Experimental DNA test helps diagnose Cottage Grove teen
Next-generation genomic sequencing tests for viruses, bacteria, fungi
COTTAGE GROVE, Wis. — This spring Cottage Grove teenager Joshua Osborn will most likely be found on his trampoline, which is a welcome change from last summer when the 15-year-old was hospitalized and in a coma.
“I don’t really remember much about being in the hospital,” said Osborn when asked about his stay.
As a child, Osborn was diagnosed with severe combined immunodeficiency, the same disease made famous by the movie “Bubble Boy,” but the fevers and headaches he experienced were from something else.
“I just wouldn’t be able to focus or concentrate even if I wanted to. I just wanted to stay in one room where it was dark,” said Osborn of his headaches.
The symptoms began last April and they only got worse. Osborn made a couple trips to the hospital, each time he showed improvement and was cleared to go home, but the fevers and headaches persisted. By July, doctors said it had been going on for too long and Osborn had to be hospitalized.
Osborn reached a point where he was put in an induced coma to prevent brain damage from seizures.
He had meningitis and encephalitis, but no one knew why.
“They tested for everything they knew. They tested for viruses and bacteria and ultimately he had a brain scan and two or three spinal taps,” Osborn’s dad Clark said. “We just knew without a shadow of a doubt that they were doing all that they could so we just had to trust God and wait.”
Osborn’s physician Dr. Jim Gern, an immunologist at UW Health, contacted researchers at University of California San Francisco. Gern connected with Dr. Charles Chiu, a professor of laboratory medicine and creator of an experimental DNA test that would give the Osborns an answer.
The family was guardedly optimistic.

[Extracted records]

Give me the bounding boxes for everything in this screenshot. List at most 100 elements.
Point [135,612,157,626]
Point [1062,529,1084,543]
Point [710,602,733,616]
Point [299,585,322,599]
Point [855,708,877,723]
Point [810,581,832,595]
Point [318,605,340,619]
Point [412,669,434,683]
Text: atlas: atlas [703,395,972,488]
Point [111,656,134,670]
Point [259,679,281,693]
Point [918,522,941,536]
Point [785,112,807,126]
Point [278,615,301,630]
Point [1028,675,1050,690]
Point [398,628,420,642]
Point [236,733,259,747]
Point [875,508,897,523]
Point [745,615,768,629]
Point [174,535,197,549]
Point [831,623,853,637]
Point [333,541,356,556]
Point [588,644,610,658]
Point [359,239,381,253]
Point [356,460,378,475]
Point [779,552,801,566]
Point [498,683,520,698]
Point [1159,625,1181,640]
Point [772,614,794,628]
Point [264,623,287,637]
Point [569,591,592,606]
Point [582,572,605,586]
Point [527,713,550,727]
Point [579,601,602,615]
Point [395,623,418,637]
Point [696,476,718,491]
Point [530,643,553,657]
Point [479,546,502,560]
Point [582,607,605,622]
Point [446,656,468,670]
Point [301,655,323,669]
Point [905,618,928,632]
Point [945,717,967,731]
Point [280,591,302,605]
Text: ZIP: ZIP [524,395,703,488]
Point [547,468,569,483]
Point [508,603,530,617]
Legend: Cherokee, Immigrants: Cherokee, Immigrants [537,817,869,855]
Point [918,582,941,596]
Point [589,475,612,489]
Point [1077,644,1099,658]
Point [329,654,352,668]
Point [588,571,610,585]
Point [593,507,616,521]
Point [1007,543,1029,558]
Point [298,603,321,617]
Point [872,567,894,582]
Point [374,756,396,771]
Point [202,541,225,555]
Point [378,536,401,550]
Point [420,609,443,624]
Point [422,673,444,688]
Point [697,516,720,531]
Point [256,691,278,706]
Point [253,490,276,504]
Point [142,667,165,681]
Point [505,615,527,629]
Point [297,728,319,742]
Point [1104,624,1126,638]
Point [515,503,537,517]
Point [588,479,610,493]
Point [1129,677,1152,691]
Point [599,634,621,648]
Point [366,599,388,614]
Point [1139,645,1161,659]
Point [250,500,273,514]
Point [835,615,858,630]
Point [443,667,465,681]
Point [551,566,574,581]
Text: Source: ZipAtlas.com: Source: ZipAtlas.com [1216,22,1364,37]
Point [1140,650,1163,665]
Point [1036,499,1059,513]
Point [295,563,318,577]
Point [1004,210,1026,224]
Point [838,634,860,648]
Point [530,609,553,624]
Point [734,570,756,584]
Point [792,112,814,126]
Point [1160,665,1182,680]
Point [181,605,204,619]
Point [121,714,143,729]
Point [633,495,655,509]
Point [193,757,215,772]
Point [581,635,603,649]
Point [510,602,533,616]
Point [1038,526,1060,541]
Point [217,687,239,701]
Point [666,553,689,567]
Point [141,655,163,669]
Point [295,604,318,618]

WHAT TO PRODUCE:
Which people does the article about the Cottage Grove teen name? The extracted records have nothing to do with this.

ANSWER BOX:
- Joshua Osborn
- Clark, Osborn's dad
- Dr. Jim Gern
- Dr. Charles Chiu